THE TASK>
Reproduce all of the data that follows, character for character.

━━ SUPPLIED DATA ━━

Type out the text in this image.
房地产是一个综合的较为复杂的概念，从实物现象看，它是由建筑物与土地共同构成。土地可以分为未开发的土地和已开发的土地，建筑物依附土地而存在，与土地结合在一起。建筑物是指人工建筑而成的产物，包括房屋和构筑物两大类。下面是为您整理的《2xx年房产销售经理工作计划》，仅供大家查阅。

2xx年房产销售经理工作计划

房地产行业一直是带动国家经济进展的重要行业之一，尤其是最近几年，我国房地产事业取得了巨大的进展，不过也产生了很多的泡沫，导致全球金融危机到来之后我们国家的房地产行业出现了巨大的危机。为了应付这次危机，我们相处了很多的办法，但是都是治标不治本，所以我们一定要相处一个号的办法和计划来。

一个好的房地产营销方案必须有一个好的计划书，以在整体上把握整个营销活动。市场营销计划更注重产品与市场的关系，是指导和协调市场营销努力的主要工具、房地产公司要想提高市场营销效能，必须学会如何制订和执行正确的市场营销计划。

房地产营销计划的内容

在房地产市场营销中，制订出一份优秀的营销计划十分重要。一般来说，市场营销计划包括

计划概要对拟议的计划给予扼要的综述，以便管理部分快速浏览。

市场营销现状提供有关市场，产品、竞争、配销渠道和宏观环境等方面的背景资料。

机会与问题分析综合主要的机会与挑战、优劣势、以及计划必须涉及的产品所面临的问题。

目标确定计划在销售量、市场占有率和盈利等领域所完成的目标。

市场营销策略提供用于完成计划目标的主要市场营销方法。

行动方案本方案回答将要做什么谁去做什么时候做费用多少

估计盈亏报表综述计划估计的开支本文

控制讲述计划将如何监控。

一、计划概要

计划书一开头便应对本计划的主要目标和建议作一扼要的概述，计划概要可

━━━

THE OUTPUT>
Type out the text in this image.
房地产是一个综合的较为复杂的概念，从实物现象看，它是由建筑物与土地共同构成。土地可以分为未开发的土地和已开发的土地，建筑物依附土地而存在，与土地结合在一起。建筑物是指人工建筑而成的产物，包括房屋和构筑物两大类。下面是为您整理的《2xx年房产销售经理工作计划》，仅供大家查阅。

2xx年房产销售经理工作计划

房地产行业一直是带动国家经济进展的重要行业之一，尤其是最近几年，我国房地产事业取得了巨大的进展，不过也产生了很多的泡沫，导致全球金融危机到来之后我们国家的房地产行业出现了巨大的危机。为了应付这次危机，我们相处了很多的办法，但是都是治标不治本，所以我们一定要相处一个号的办法和计划来。

一个好的房地产营销方案必须有一个好的计划书，以在整体上把握整个营销活动。市场营销计划更注重产品与市场的关系，是指导和协调市场营销努力的主要工具、房地产公司要想提高市场营销效能，必须学会如何制订和执行正确的市场营销计划。

房地产营销计划的内容

在房地产市场营销中，制订出一份优秀的营销计划十分重要。一般来说，市场营销计划包括

计划概要对拟议的计划给予扼要的综述，以便管理部分快速浏览。

市场营销现状提供有关市场，产品、竞争、配销渠道和宏观环境等方面的背景资料。

机会与问题分析综合主要的机会与挑战、优劣势、以及计划必须涉及的产品所面临的问题。

目标确定计划在销售量、市场占有率和盈利等领域所完成的目标。

市场营销策略提供用于完成计划目标的主要市场营销方法。

行动方案本方案回答将要做什么谁去做什么时候做费用多少

估计盈亏报表综述计划估计的开支本文

控制讲述计划将如何监控。

一、计划概要

计划书一开头便应对本计划的主要目标和建议作一扼要的概述，计划概要可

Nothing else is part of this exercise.